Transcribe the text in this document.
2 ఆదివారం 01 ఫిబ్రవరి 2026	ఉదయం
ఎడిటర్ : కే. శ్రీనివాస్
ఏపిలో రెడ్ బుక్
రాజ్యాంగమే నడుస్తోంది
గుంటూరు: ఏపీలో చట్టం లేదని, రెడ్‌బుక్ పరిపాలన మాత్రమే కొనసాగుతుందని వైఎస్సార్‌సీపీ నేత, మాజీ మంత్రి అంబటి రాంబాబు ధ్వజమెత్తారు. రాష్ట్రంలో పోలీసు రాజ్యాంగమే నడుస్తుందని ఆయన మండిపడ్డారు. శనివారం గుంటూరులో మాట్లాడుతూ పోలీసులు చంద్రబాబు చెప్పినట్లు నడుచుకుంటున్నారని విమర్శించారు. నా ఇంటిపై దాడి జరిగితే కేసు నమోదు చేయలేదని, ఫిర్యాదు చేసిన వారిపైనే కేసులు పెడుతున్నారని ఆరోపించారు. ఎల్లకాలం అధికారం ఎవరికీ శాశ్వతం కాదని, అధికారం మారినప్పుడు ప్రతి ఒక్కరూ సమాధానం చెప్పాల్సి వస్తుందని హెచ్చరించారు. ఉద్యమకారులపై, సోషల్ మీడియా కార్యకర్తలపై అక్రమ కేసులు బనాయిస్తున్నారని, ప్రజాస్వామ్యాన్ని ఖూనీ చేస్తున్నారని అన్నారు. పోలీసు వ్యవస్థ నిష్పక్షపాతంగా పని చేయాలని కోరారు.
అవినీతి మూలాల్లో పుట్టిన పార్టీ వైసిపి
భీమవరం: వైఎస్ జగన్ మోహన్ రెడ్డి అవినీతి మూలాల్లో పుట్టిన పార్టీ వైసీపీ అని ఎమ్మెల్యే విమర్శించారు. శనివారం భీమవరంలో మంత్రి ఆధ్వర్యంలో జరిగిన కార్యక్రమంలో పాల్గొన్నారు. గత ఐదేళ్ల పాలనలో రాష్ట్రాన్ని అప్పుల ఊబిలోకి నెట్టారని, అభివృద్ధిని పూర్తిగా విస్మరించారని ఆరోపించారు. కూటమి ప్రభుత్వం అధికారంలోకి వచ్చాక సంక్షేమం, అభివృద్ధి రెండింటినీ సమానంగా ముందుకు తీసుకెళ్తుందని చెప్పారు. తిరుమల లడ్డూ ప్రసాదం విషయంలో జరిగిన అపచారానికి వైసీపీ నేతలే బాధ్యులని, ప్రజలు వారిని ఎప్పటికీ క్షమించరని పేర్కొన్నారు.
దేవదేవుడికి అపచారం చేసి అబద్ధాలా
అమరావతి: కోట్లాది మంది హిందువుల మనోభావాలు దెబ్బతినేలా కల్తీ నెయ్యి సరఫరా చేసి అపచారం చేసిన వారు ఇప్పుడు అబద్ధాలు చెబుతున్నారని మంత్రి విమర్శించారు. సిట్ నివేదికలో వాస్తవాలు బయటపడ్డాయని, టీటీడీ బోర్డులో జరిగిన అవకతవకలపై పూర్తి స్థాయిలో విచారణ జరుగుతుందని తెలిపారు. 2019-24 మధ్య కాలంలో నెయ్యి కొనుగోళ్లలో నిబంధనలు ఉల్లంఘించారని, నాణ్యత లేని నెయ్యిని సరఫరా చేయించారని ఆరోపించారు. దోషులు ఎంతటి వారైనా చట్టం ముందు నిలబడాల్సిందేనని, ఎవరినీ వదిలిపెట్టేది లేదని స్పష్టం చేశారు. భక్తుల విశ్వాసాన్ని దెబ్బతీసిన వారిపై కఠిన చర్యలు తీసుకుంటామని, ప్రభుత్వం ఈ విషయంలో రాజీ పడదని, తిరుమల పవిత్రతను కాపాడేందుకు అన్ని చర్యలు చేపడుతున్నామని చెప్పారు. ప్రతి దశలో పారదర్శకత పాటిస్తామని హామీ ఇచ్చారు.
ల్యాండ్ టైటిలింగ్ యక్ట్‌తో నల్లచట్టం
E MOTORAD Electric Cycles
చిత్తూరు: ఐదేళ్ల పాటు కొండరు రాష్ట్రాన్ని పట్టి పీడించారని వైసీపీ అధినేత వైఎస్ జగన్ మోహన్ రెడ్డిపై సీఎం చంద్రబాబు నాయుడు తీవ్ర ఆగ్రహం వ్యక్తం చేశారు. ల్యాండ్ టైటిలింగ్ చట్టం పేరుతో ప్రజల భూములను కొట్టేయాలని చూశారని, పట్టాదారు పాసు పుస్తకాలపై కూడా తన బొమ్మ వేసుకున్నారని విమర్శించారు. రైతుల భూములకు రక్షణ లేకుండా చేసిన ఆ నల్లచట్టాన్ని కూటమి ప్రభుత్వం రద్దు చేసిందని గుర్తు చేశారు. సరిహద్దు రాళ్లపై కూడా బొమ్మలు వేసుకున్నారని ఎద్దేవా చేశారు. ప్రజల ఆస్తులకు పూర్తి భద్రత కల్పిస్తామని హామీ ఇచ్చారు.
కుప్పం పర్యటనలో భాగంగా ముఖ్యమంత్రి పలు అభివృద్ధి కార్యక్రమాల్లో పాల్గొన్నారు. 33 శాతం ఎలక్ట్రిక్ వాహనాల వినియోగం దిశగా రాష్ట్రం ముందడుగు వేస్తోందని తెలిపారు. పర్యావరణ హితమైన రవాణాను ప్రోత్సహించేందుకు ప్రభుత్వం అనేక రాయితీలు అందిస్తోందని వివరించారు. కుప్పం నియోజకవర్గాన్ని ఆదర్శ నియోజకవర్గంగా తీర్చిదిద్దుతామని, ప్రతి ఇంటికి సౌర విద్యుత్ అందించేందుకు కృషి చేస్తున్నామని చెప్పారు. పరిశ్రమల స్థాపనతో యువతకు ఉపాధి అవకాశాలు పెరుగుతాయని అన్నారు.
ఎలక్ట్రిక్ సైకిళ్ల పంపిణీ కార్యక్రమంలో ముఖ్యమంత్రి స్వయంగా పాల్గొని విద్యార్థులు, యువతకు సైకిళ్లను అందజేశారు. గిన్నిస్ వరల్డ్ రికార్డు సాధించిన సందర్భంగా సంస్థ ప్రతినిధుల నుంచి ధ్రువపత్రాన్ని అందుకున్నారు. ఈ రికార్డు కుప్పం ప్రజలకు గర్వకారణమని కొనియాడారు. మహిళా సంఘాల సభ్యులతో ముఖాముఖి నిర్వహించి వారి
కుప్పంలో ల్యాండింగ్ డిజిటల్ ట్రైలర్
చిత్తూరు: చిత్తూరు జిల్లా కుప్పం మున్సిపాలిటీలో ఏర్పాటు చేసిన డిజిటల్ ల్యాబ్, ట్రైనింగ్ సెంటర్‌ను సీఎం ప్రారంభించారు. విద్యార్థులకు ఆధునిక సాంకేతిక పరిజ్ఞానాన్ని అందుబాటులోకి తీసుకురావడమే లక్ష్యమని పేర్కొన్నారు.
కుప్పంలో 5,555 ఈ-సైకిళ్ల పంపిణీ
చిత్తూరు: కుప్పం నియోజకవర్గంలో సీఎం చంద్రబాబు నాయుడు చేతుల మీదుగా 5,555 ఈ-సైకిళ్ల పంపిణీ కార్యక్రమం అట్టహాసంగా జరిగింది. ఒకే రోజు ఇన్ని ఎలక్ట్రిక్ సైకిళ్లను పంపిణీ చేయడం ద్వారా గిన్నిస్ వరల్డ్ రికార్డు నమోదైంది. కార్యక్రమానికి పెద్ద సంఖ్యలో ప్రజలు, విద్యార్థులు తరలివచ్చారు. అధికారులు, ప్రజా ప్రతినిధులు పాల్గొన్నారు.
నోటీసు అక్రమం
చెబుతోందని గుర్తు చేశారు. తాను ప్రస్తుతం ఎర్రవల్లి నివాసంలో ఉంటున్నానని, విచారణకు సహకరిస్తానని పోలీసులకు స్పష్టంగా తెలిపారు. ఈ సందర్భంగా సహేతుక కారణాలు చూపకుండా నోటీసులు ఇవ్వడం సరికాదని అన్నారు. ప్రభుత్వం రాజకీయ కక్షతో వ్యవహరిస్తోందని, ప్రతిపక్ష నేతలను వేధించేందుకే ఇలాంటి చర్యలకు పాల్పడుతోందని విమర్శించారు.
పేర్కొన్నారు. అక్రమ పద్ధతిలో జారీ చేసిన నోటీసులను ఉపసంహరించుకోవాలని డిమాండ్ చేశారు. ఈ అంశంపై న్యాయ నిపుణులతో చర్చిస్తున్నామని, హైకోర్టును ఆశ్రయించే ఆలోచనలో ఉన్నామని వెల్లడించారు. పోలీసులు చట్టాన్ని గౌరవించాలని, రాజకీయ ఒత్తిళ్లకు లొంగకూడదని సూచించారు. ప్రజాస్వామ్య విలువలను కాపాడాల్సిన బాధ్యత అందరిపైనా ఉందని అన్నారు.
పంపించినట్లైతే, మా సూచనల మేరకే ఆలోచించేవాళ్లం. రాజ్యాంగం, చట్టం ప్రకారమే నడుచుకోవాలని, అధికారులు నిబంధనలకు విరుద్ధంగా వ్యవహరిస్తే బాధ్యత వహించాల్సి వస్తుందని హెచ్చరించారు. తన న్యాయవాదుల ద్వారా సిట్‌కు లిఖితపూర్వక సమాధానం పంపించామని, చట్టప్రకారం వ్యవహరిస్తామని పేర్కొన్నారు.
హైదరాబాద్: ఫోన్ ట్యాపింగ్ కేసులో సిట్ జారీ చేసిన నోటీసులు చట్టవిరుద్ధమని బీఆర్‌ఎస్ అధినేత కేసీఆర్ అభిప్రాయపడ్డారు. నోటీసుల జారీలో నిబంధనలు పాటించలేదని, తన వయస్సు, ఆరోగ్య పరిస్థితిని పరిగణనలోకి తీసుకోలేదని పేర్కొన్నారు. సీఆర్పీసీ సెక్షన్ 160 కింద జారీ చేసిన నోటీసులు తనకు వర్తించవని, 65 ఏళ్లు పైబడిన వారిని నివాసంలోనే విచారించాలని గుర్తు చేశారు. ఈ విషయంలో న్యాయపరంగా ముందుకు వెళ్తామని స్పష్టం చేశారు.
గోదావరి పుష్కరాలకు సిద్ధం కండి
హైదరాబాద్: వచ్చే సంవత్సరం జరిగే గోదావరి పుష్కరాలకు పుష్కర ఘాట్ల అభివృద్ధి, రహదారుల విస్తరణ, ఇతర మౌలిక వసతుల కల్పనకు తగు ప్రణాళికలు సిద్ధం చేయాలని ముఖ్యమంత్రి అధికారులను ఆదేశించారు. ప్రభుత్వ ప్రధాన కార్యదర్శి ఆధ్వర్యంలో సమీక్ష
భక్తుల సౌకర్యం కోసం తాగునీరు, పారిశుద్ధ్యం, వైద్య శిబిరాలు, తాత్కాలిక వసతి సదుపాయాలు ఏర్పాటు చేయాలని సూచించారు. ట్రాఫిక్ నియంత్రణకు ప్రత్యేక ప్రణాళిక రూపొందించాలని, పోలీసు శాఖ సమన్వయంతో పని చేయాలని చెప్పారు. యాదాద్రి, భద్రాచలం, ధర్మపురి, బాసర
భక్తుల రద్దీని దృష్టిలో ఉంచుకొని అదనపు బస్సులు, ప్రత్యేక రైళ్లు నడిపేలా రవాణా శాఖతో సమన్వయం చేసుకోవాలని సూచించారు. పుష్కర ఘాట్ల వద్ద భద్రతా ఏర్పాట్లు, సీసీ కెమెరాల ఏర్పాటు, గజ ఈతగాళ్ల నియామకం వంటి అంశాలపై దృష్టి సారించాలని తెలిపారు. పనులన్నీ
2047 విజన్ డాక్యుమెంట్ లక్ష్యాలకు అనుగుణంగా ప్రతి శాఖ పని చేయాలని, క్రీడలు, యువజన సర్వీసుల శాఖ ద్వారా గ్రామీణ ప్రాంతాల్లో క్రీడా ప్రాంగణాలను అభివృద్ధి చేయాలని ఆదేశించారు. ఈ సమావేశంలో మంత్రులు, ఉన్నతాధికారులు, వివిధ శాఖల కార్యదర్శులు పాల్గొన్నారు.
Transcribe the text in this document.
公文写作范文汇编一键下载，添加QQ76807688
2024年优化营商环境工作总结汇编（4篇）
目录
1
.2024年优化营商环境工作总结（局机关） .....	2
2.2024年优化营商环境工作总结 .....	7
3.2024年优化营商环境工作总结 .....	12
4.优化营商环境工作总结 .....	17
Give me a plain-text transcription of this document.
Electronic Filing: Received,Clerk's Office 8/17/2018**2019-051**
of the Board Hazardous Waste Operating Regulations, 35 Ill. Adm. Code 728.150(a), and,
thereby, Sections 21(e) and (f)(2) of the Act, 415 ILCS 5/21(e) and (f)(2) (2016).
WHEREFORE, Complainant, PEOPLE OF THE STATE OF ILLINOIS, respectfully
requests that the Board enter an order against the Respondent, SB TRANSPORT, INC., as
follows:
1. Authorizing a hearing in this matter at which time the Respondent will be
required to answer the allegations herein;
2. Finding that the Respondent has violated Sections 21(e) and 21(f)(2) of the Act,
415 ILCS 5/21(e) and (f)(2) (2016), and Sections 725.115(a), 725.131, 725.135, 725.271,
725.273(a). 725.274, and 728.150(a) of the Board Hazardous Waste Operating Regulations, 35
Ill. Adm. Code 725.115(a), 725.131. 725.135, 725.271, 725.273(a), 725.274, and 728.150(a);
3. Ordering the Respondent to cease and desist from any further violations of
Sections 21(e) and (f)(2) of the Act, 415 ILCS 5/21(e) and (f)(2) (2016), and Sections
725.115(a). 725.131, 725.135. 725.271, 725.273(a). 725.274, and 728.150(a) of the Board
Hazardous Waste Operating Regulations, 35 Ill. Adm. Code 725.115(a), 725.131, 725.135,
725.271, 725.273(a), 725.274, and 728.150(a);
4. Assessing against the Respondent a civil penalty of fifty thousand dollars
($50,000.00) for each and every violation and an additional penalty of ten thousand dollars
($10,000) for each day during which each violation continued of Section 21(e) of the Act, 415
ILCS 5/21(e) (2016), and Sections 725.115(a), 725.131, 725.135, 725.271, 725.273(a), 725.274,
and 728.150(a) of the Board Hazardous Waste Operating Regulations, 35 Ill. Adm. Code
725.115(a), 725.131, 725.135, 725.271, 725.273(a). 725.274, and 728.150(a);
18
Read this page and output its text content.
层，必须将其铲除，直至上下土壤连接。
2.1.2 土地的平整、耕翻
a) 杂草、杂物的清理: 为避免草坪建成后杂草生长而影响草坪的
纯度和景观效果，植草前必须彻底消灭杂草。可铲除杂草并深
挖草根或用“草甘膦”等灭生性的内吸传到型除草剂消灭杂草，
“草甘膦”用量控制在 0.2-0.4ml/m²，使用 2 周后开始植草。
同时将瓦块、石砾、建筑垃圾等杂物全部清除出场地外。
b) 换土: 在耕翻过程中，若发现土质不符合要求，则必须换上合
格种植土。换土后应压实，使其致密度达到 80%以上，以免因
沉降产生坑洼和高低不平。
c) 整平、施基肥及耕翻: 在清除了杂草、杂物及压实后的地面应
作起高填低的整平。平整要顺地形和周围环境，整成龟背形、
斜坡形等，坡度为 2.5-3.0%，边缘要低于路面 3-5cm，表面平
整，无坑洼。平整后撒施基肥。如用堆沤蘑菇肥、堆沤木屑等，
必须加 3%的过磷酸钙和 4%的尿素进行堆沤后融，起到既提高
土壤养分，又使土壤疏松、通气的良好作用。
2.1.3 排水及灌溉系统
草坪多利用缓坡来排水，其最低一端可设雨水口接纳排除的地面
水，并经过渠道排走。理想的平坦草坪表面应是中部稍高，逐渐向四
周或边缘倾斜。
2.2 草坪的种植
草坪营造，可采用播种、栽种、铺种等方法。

++++

▸ **Instructions for the task**: Pull out every line of the records above that contains the word "Code".

▸ **Final result**:
of the Board Hazardous Waste Operating Regulations, 35 Ill. Adm. Code 728.150(a), and,
Ill. Adm. Code 725.115(a), 725.131. 725.135, 725.271, 725.273(a), 725.274, and 728.150(a);
Hazardous Waste Operating Regulations, 35 Ill. Adm. Code 725.115(a), 725.131, 725.135,
and 728.150(a) of the Board Hazardous Waste Operating Regulations, 35 Ill. Adm. Code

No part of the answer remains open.